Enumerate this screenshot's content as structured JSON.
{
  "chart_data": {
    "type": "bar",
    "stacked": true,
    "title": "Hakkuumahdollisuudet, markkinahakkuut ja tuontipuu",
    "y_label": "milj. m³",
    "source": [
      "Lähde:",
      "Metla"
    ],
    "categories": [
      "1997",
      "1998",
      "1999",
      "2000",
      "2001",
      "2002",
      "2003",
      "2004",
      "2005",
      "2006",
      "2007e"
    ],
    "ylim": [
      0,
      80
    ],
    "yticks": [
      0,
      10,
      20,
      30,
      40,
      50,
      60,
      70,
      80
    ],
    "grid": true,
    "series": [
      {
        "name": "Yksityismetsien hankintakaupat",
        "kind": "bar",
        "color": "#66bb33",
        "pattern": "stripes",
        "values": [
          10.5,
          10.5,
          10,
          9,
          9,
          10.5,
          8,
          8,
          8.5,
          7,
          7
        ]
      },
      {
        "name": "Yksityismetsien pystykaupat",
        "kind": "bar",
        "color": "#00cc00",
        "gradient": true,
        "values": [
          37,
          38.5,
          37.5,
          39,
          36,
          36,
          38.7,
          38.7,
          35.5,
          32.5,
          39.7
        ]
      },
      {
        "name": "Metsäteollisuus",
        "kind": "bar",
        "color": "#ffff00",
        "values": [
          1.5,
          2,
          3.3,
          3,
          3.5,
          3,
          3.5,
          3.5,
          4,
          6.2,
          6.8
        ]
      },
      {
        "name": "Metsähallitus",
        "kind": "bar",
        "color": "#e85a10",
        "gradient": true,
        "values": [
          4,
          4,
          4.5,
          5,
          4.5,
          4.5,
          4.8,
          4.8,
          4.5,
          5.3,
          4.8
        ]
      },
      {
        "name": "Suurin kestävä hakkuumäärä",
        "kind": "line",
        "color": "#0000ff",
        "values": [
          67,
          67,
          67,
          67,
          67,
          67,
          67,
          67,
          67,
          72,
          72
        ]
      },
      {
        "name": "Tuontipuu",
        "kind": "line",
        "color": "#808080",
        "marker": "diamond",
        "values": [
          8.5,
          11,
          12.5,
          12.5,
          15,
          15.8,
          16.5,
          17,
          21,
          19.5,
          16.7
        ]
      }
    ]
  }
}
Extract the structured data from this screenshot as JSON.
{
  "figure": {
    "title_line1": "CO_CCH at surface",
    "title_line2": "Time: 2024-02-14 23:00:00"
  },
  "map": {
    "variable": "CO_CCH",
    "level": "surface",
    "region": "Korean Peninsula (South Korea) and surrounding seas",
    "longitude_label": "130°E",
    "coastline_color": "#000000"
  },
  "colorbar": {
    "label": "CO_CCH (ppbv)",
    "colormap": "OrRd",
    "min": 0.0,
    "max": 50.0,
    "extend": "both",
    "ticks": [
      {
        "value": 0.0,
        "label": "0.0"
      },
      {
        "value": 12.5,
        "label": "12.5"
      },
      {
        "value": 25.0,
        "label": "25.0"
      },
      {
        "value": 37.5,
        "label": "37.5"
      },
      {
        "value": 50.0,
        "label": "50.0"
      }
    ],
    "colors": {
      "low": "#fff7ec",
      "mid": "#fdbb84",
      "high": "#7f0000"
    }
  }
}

━━━━━━━━━━━━━━━━

## Problem to solve
Return every line above that contains the word "name".

## Result of the exercise
        "name": "Yksityismetsien hankintakaupat",
        "name": "Yksityismetsien pystykaupat",
        "name": "Metsäteollisuus",
        "name": "Metsähallitus",
        "name": "Suurin kestävä hakkuumäärä",
        "name": "Tuontipuu",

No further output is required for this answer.